● **Your objective**:
Would you copy out the whole listing exactly as given?
:::
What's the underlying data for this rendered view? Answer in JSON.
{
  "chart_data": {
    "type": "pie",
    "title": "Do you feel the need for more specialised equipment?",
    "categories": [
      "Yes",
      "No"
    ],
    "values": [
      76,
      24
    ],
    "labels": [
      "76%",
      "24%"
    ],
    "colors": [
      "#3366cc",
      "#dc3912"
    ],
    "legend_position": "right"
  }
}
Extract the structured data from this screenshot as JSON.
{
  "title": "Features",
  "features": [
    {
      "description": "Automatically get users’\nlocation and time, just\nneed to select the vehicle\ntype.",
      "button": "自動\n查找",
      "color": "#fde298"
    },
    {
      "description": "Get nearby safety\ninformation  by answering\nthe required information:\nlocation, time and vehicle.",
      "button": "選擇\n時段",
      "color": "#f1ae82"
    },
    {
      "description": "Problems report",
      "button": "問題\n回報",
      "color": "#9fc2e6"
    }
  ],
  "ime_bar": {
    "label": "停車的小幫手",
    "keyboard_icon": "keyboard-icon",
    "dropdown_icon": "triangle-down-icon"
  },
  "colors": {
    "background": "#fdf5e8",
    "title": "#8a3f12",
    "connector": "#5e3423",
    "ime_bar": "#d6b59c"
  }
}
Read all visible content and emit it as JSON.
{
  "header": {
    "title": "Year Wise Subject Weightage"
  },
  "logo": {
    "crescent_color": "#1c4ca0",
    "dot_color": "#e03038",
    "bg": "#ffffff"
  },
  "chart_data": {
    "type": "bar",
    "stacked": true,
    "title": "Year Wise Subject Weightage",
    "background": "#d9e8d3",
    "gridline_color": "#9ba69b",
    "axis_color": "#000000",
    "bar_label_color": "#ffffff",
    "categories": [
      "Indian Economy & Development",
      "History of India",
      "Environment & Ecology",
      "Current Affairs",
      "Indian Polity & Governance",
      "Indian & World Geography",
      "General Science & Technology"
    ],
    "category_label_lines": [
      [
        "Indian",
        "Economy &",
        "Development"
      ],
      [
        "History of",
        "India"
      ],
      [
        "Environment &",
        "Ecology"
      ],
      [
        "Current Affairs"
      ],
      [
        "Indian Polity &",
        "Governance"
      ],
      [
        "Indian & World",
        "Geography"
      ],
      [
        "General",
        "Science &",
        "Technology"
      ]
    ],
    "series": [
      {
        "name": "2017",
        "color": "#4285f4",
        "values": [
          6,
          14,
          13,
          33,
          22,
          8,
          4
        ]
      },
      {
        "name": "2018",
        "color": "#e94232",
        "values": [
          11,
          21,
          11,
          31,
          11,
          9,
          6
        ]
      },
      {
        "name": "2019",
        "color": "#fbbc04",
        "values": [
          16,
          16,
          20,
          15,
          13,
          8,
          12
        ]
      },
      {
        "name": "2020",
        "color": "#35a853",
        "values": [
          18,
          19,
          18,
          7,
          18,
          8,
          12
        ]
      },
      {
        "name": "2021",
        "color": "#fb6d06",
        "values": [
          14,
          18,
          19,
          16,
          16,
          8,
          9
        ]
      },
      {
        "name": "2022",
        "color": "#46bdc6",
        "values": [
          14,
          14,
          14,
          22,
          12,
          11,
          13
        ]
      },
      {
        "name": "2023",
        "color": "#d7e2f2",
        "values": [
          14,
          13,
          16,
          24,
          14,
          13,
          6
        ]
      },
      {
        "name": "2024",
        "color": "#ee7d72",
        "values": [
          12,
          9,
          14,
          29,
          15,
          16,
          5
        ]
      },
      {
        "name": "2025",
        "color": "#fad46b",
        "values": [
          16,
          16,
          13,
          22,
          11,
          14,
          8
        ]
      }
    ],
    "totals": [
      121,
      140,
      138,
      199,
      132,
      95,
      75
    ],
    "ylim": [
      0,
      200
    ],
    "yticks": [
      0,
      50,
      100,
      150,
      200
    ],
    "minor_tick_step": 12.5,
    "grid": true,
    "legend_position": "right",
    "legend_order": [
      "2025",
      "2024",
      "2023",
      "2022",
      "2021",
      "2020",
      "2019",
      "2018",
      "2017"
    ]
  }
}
:::
● **Task result**:
What's the underlying data for this rendered view? Answer in JSON.
{
  "chart_data": {
    "type": "pie",
    "title": "Do you feel the need for more specialised equipment?",
    "categories": [
      "Yes",
      "No"
    ],
    "values": [
      76,
      24
    ],
    "labels": [
      "76%",
      "24%"
    ],
    "colors": [
      "#3366cc",
      "#dc3912"
    ],
    "legend_position": "right"
  }
}
Extract the structured data from this screenshot as JSON.
{
  "title": "Features",
  "features": [
    {
      "description": "Automatically get users’\nlocation and time, just\nneed to select the vehicle\ntype.",
      "button": "自動\n查找",
      "color": "#fde298"
    },
    {
      "description": "Get nearby safety\ninformation  by answering\nthe required information:\nlocation, time and vehicle.",
      "button": "選擇\n時段",
      "color": "#f1ae82"
    },
    {
      "description": "Problems report",
      "button": "問題\n回報",
      "color": "#9fc2e6"
    }
  ],
  "ime_bar": {
    "label": "停車的小幫手",
    "keyboard_icon": "keyboard-icon",
    "dropdown_icon": "triangle-down-icon"
  },
  "colors": {
    "background": "#fdf5e8",
    "title": "#8a3f12",
    "connector": "#5e3423",
    "ime_bar": "#d6b59c"
  }
}
Read all visible content and emit it as JSON.
{
  "header": {
    "title": "Year Wise Subject Weightage"
  },
  "logo": {
    "crescent_color": "#1c4ca0",
    "dot_color": "#e03038",
    "bg": "#ffffff"
  },
  "chart_data": {
    "type": "bar",
    "stacked": true,
    "title": "Year Wise Subject Weightage",
    "background": "#d9e8d3",
    "gridline_color": "#9ba69b",
    "axis_color": "#000000",
    "bar_label_color": "#ffffff",
    "categories": [
      "Indian Economy & Development",
      "History of India",
      "Environment & Ecology",
      "Current Affairs",
      "Indian Polity & Governance",
      "Indian & World Geography",
      "General Science & Technology"
    ],
    "category_label_lines": [
      [
        "Indian",
        "Economy &",
        "Development"
      ],
      [
        "History of",
        "India"
      ],
      [
        "Environment &",
        "Ecology"
      ],
      [
        "Current Affairs"
      ],
      [
        "Indian Polity &",
        "Governance"
      ],
      [
        "Indian & World",
        "Geography"
      ],
      [
        "General",
        "Science &",
        "Technology"
      ]
    ],
    "series": [
      {
        "name": "2017",
        "color": "#4285f4",
        "values": [
          6,
          14,
          13,
          33,
          22,
          8,
          4
        ]
      },
      {
        "name": "2018",
        "color": "#e94232",
        "values": [
          11,
          21,
          11,
          31,
          11,
          9,
          6
        ]
      },
      {
        "name": "2019",
        "color": "#fbbc04",
        "values": [
          16,
          16,
          20,
          15,
          13,
          8,
          12
        ]
      },
      {
        "name": "2020",
        "color": "#35a853",
        "values": [
          18,
          19,
          18,
          7,
          18,
          8,
          12
        ]
      },
      {
        "name": "2021",
        "color": "#fb6d06",
        "values": [
          14,
          18,
          19,
          16,
          16,
          8,
          9
        ]
      },
      {
        "name": "2022",
        "color": "#46bdc6",
        "values": [
          14,
          14,
          14,
          22,
          12,
          11,
          13
        ]
      },
      {
        "name": "2023",
        "color": "#d7e2f2",
        "values": [
          14,
          13,
          16,
          24,
          14,
          13,
          6
        ]
      },
      {
        "name": "2024",
        "color": "#ee7d72",
        "values": [
          12,
          9,
          14,
          29,
          15,
          16,
          5
        ]
      },
      {
        "name": "2025",
        "color": "#fad46b",
        "values": [
          16,
          16,
          13,
          22,
          11,
          14,
          8
        ]
      }
    ],
    "totals": [
      121,
      140,
      138,
      199,
      132,
      95,
      75
    ],
    "ylim": [
      0,
      200
    ],
    "yticks": [
      0,
      50,
      100,
      150,
      200
    ],
    "minor_tick_step": 12.5,
    "grid": true,
    "legend_position": "right",
    "legend_order": [
      "2025",
      "2024",
      "2023",
      "2022",
      "2021",
      "2020",
      "2019",
      "2018",
      "2017"
    ]
  }
}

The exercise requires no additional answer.